#### Goal of the exercise:
Retype the data that follows line by line, exactly, and leave its pictures out.
— START Material for this exercise —
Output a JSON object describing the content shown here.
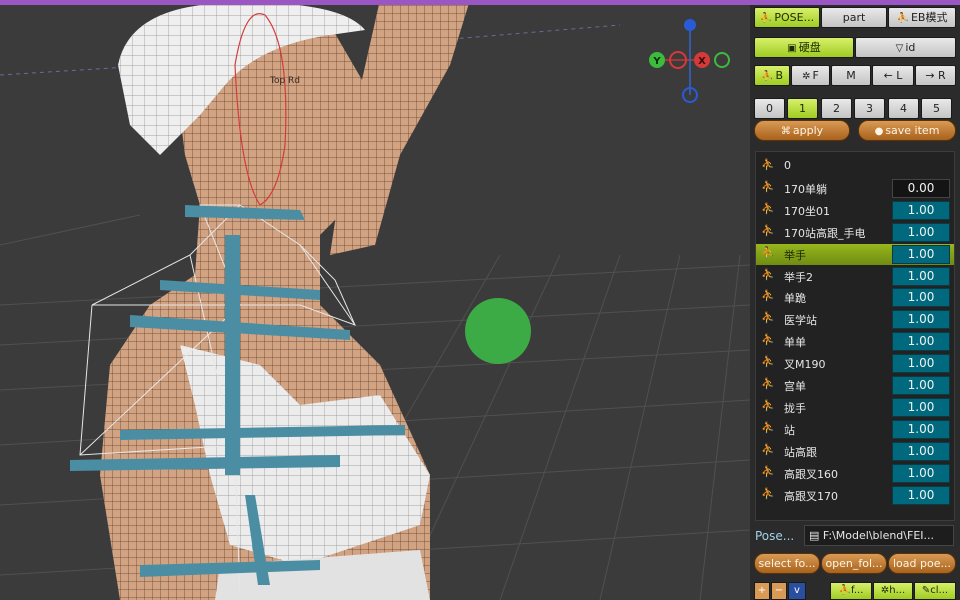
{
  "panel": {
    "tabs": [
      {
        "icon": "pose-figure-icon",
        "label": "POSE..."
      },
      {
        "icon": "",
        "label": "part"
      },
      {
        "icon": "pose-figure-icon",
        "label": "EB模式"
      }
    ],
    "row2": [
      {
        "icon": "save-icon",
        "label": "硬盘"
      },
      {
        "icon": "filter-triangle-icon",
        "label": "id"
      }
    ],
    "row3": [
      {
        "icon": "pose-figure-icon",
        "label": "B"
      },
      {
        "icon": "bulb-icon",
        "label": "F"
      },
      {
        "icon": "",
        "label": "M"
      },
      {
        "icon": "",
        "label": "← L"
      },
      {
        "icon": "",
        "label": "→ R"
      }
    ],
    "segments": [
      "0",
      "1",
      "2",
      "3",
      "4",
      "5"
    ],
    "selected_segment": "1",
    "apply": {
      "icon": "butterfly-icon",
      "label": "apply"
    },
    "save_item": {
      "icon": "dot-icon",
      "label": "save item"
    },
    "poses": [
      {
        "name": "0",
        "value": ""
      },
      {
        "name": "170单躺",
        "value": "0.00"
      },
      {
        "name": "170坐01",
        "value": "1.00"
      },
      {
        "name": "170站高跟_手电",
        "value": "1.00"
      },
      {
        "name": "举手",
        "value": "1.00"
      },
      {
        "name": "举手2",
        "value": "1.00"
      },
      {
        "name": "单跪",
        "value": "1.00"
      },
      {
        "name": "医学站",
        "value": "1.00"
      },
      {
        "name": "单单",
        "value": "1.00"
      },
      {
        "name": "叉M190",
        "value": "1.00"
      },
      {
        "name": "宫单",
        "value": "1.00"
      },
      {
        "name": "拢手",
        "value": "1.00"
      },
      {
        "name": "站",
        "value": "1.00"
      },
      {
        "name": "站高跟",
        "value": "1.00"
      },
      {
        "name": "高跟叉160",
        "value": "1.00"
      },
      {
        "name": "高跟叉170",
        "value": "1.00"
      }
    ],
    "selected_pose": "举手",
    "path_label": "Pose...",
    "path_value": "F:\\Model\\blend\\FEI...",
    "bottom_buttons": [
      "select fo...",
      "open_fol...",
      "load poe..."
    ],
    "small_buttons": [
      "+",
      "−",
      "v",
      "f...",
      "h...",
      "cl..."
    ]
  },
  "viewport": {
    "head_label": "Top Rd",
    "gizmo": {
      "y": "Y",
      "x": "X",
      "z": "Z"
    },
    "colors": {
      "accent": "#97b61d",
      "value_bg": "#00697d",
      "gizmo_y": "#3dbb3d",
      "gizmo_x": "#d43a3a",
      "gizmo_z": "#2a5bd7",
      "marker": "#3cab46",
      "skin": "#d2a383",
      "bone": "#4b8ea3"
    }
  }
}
— END Material for this exercise —
#### Task response:
Output a JSON object describing the content shown here.
{
  "panel": {
    "tabs": [
      {
        "icon": "pose-figure-icon",
        "label": "POSE..."
      },
      {
        "icon": "",
        "label": "part"
      },
      {
        "icon": "pose-figure-icon",
        "label": "EB模式"
      }
    ],
    "row2": [
      {
        "icon": "save-icon",
        "label": "硬盘"
      },
      {
        "icon": "filter-triangle-icon",
        "label": "id"
      }
    ],
    "row3": [
      {
        "icon": "pose-figure-icon",
        "label": "B"
      },
      {
        "icon": "bulb-icon",
        "label": "F"
      },
      {
        "icon": "",
        "label": "M"
      },
      {
        "icon": "",
        "label": "← L"
      },
      {
        "icon": "",
        "label": "→ R"
      }
    ],
    "segments": [
      "0",
      "1",
      "2",
      "3",
      "4",
      "5"
    ],
    "selected_segment": "1",
    "apply": {
      "icon": "butterfly-icon",
      "label": "apply"
    },
    "save_item": {
      "icon": "dot-icon",
      "label": "save item"
    },
    "poses": [
      {
        "name": "0",
        "value": ""
      },
      {
        "name": "170单躺",
        "value": "0.00"
      },
      {
        "name": "170坐01",
        "value": "1.00"
      },
      {
        "name": "170站高跟_手电",
        "value": "1.00"
      },
      {
        "name": "举手",
        "value": "1.00"
      },
      {
        "name": "举手2",
        "value": "1.00"
      },
      {
        "name": "单跪",
        "value": "1.00"
      },
      {
        "name": "医学站",
        "value": "1.00"
      },
      {
        "name": "单单",
        "value": "1.00"
      },
      {
        "name": "叉M190",
        "value": "1.00"
      },
      {
        "name": "宫单",
        "value": "1.00"
      },
      {
        "name": "拢手",
        "value": "1.00"
      },
      {
        "name": "站",
        "value": "1.00"
      },
      {
        "name": "站高跟",
        "value": "1.00"
      },
      {
        "name": "高跟叉160",
        "value": "1.00"
      },
      {
        "name": "高跟叉170",
        "value": "1.00"
      }
    ],
    "selected_pose": "举手",
    "path_label": "Pose...",
    "path_value": "F:\\Model\\blend\\FEI...",
    "bottom_buttons": [
      "select fo...",
      "open_fol...",
      "load poe..."
    ],
    "small_buttons": [
      "+",
      "−",
      "v",
      "f...",
      "h...",
      "cl..."
    ]
  },
  "viewport": {
    "head_label": "Top Rd",
    "gizmo": {
      "y": "Y",
      "x": "X",
      "z": "Z"
    },
    "colors": {
      "accent": "#97b61d",
      "value_bg": "#00697d",
      "gizmo_y": "#3dbb3d",
      "gizmo_x": "#d43a3a",
      "gizmo_z": "#2a5bd7",
      "marker": "#3cab46",
      "skin": "#d2a383",
      "bone": "#4b8ea3"
    }
  }
}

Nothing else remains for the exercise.